Data provided:
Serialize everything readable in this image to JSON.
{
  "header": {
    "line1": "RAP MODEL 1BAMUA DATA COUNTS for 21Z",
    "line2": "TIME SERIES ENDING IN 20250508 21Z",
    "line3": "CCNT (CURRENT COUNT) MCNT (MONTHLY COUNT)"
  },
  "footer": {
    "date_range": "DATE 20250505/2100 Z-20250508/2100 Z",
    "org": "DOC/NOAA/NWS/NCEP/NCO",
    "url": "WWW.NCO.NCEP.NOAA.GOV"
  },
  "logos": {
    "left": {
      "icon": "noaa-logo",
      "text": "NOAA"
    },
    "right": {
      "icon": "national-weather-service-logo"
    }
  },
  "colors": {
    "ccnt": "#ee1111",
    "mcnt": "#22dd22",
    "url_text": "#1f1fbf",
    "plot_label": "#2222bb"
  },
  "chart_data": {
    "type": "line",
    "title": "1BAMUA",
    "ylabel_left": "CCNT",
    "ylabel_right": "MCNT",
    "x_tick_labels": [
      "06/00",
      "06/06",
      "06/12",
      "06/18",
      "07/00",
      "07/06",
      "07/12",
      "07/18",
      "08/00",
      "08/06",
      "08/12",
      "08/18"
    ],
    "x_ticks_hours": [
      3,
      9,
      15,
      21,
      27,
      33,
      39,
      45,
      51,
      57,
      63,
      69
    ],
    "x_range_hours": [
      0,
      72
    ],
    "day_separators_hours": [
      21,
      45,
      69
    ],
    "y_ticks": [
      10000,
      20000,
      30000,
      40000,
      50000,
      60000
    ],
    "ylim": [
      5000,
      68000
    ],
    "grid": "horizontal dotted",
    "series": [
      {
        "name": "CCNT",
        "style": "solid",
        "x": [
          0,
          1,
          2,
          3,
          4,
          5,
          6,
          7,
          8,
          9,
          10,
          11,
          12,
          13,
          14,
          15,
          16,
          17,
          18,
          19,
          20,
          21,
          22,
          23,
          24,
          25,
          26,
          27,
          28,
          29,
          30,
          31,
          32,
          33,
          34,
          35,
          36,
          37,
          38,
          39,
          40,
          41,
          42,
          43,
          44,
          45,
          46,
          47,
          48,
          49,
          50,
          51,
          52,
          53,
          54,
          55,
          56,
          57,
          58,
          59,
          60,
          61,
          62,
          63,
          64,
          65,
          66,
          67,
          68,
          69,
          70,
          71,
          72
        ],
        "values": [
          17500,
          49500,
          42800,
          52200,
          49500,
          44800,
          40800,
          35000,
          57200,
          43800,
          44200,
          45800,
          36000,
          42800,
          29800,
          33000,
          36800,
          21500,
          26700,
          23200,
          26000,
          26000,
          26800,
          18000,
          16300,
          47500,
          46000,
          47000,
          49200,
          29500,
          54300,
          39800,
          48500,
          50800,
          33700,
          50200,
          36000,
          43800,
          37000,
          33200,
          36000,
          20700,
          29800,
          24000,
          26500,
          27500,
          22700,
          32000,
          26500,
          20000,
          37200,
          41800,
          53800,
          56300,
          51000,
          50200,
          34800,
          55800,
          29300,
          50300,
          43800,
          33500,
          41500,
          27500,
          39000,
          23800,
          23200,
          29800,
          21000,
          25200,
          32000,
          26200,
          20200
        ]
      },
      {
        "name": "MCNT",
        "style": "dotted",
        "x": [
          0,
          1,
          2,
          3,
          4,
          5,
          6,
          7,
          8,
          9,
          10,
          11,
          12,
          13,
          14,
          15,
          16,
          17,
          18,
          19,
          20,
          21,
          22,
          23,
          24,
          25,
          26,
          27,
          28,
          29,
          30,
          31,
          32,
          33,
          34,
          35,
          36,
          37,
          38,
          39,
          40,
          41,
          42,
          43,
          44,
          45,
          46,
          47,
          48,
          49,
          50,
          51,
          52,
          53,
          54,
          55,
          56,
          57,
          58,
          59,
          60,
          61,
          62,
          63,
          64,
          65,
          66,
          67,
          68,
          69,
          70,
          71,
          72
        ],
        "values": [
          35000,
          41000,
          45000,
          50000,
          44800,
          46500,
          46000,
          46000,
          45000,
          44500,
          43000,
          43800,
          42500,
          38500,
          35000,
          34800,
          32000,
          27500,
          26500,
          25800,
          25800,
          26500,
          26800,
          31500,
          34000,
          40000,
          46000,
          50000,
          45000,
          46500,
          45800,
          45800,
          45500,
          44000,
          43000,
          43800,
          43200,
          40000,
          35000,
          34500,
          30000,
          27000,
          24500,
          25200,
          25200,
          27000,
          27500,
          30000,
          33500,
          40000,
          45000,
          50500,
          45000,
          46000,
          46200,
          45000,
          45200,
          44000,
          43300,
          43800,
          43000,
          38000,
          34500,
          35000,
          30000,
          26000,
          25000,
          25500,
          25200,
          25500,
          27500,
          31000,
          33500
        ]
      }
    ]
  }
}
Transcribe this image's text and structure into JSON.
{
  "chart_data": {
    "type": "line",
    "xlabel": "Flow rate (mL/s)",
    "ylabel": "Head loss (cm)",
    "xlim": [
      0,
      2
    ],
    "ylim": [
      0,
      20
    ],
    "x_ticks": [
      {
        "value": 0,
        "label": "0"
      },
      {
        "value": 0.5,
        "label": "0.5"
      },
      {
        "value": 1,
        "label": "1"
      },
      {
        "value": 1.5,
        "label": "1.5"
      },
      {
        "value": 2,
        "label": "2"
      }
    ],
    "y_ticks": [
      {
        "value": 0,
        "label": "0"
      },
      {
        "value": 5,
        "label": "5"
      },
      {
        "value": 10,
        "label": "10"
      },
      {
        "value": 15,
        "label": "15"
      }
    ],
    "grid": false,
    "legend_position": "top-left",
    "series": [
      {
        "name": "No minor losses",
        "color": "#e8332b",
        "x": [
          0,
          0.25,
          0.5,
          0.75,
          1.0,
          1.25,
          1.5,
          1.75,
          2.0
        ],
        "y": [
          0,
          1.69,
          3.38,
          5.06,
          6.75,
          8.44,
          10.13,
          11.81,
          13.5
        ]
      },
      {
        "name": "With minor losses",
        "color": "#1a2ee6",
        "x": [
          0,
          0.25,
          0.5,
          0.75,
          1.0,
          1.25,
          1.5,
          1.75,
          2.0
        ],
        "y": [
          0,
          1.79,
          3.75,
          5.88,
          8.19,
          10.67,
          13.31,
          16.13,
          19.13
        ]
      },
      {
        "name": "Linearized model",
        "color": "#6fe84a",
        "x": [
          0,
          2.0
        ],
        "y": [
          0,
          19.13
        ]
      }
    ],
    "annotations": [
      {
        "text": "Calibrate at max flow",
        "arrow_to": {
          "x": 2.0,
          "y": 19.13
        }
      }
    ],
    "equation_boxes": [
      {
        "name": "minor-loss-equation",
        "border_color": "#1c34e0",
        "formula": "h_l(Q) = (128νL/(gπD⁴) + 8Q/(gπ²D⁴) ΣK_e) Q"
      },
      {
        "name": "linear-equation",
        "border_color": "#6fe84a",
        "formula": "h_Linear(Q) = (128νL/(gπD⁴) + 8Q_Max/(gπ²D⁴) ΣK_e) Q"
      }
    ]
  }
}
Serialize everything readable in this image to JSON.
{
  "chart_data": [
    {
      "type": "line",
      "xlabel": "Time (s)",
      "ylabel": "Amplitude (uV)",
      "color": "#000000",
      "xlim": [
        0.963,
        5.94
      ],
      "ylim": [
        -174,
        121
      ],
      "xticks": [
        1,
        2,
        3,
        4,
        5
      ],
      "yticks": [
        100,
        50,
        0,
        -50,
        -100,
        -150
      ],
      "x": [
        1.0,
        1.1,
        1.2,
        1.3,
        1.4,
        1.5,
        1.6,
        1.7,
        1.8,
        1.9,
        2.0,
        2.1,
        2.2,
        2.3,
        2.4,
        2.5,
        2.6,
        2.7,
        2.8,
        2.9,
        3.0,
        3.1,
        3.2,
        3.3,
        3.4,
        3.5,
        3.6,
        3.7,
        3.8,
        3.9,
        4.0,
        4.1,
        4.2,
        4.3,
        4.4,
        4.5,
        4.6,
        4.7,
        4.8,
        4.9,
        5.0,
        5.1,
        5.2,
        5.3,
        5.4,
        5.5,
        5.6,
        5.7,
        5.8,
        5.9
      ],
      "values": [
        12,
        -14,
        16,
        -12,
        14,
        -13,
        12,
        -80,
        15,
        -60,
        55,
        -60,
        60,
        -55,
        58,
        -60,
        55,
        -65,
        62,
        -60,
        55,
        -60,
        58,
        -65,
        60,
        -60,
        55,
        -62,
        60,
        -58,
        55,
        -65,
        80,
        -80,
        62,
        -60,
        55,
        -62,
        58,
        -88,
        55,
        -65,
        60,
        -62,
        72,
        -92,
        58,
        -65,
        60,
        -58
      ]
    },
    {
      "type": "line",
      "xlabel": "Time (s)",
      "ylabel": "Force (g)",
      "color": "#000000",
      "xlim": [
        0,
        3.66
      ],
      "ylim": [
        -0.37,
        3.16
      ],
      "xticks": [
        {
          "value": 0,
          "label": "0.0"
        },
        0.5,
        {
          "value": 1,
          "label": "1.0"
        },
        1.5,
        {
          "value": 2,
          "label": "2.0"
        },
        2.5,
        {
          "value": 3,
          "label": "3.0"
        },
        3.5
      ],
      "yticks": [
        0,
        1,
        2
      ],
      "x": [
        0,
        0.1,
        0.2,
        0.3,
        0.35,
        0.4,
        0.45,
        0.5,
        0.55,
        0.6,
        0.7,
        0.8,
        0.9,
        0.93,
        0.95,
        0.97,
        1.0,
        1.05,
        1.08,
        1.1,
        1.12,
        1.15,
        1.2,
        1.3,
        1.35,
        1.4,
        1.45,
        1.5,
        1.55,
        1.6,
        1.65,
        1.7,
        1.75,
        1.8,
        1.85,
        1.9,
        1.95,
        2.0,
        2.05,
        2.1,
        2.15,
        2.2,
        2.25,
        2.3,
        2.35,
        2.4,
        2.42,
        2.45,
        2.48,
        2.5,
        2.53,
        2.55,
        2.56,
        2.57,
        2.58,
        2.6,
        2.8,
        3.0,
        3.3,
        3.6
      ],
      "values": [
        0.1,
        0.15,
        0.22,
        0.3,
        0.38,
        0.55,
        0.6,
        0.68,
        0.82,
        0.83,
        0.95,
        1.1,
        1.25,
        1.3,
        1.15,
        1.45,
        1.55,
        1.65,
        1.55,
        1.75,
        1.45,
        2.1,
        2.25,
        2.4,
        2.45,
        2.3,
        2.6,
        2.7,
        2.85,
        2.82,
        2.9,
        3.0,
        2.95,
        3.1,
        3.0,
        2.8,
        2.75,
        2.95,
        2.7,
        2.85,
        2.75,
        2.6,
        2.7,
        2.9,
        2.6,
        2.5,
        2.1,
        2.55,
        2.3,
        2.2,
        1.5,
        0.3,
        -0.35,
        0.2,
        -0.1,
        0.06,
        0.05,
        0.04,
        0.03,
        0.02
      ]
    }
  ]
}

Short exercise: Read the data above and count the lines that include "name". Answer only with the count.

Solution: 7